◆ The task
Search the listing for "this" and copy every line where it appears.

◆ Given information

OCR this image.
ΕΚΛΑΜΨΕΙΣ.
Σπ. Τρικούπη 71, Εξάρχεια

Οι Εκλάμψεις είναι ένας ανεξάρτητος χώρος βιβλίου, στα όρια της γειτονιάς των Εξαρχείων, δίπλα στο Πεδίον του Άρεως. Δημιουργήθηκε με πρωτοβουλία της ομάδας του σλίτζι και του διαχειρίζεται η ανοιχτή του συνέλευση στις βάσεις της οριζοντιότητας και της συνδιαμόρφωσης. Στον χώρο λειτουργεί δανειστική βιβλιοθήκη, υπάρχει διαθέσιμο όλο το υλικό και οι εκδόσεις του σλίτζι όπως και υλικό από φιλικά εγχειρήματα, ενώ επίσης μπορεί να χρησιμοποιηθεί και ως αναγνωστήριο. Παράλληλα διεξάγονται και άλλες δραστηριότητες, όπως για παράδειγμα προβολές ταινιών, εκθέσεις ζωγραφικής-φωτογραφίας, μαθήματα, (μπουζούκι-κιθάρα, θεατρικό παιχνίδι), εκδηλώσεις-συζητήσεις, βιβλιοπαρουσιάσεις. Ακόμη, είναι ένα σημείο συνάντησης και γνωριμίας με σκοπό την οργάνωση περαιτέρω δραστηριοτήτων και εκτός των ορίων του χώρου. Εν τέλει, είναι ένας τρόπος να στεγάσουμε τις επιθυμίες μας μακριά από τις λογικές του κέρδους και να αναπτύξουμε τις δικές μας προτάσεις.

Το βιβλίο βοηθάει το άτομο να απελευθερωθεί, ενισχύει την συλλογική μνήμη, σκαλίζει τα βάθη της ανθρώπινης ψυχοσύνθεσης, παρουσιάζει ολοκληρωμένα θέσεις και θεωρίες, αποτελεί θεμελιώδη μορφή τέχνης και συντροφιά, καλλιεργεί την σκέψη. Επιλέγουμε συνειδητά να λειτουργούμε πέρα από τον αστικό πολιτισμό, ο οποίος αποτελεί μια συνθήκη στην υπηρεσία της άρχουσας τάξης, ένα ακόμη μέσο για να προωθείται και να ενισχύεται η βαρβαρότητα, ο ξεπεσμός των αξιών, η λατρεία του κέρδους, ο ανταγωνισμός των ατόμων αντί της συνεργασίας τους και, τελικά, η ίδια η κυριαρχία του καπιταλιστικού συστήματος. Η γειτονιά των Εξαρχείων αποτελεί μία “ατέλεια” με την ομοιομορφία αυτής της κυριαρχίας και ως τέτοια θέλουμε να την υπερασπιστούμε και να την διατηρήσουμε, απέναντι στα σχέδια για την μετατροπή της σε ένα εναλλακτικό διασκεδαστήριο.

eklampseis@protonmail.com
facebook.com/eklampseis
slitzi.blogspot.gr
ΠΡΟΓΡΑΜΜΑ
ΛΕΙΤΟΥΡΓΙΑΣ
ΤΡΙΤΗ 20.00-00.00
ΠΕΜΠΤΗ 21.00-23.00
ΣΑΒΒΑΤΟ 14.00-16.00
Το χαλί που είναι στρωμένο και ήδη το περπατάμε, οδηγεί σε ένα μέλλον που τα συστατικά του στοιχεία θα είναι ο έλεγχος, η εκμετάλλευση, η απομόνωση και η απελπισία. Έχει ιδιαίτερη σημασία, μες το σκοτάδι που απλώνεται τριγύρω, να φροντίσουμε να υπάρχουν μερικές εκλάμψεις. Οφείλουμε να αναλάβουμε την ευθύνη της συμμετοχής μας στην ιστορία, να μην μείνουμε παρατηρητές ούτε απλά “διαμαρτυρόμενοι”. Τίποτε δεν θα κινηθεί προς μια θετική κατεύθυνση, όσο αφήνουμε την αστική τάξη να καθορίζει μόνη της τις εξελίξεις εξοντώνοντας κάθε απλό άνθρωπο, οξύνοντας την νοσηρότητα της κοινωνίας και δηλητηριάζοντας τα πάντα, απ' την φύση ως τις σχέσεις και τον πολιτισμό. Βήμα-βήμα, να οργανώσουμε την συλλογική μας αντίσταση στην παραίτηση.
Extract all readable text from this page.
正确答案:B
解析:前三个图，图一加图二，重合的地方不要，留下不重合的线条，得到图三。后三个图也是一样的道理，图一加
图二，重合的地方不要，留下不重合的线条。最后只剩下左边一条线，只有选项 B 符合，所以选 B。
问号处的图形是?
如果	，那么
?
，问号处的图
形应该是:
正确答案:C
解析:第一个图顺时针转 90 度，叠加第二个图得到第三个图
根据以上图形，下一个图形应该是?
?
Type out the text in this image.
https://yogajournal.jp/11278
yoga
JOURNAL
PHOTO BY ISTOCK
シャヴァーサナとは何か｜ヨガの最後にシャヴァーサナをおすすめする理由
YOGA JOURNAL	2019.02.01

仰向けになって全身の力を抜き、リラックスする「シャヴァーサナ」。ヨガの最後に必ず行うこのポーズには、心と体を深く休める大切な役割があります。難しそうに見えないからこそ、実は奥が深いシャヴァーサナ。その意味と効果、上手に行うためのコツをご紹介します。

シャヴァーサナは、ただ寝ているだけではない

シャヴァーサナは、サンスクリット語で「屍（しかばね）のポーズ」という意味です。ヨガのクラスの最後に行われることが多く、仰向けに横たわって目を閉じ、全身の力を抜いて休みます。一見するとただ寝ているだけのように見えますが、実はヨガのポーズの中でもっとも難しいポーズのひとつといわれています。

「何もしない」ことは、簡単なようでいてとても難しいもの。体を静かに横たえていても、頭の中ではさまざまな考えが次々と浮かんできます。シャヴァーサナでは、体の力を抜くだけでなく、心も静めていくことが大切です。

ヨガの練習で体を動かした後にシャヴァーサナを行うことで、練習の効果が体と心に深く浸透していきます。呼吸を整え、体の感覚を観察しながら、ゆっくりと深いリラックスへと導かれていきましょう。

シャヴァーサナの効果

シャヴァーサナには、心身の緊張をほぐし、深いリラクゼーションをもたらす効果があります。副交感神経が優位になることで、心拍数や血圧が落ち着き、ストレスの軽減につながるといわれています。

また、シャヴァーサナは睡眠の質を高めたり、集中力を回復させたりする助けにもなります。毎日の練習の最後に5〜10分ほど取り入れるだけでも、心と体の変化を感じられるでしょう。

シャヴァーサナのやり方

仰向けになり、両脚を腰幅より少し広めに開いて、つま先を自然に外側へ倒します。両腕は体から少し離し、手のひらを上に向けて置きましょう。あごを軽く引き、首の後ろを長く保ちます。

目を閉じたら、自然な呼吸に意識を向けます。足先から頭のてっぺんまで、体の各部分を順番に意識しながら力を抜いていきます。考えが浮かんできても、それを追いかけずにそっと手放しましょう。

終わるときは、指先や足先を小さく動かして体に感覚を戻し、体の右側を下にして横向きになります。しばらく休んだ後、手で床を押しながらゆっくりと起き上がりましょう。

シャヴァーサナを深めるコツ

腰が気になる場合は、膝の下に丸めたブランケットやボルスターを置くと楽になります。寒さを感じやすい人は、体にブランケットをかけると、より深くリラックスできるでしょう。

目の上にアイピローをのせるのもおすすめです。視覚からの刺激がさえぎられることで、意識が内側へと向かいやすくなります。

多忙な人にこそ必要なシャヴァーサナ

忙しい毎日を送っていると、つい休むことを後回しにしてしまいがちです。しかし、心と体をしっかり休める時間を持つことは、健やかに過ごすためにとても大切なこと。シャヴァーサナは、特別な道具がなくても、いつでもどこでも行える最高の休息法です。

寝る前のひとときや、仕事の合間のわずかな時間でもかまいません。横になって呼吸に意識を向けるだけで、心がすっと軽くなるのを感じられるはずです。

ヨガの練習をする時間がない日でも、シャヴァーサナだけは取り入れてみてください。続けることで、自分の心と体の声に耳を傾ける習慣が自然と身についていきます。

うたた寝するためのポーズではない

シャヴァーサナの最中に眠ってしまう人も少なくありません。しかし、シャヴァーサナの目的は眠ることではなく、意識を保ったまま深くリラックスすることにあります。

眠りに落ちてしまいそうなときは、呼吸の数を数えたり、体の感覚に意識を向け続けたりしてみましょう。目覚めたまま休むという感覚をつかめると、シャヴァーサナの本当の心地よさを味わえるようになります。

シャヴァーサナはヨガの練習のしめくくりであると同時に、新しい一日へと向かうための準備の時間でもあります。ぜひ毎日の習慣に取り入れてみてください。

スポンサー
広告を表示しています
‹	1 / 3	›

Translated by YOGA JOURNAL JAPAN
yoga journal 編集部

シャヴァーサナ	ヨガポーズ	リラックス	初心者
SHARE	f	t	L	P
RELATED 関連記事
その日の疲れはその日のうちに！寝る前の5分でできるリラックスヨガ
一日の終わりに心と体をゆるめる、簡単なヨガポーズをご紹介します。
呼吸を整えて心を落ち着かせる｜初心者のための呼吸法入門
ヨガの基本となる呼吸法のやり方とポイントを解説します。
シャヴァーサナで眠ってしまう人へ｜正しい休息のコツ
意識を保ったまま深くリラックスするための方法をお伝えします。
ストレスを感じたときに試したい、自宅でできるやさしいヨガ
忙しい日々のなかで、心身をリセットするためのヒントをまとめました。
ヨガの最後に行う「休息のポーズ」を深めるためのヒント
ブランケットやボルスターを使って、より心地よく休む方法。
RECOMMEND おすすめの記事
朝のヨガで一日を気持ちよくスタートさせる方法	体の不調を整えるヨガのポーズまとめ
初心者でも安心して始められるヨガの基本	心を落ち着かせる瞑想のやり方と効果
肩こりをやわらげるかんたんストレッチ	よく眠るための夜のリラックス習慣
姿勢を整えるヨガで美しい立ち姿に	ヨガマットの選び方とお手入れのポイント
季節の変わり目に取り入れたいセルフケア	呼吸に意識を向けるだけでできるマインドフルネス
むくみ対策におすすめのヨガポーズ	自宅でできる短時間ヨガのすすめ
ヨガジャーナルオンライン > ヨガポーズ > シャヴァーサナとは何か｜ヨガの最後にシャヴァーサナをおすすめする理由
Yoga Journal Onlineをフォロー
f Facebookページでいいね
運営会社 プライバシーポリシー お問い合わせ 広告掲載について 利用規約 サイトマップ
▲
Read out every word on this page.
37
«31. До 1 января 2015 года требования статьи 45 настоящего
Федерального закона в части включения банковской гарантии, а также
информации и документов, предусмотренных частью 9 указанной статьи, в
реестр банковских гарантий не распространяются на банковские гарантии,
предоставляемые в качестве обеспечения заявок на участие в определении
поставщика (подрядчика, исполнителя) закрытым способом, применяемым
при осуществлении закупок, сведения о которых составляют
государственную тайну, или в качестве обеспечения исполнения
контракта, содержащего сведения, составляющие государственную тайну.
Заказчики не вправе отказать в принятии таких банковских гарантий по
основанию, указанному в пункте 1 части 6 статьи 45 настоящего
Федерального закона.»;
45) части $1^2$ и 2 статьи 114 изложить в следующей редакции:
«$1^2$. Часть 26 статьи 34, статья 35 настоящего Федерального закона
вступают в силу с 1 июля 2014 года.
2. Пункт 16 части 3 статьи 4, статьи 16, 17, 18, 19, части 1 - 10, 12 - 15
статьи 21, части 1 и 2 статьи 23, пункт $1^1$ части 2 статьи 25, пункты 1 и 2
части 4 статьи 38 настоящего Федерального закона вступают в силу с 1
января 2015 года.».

◆ The completed task
OCR this image.
Extract all readable text from this page.
Type out the text in this image.
Read out every word on this page.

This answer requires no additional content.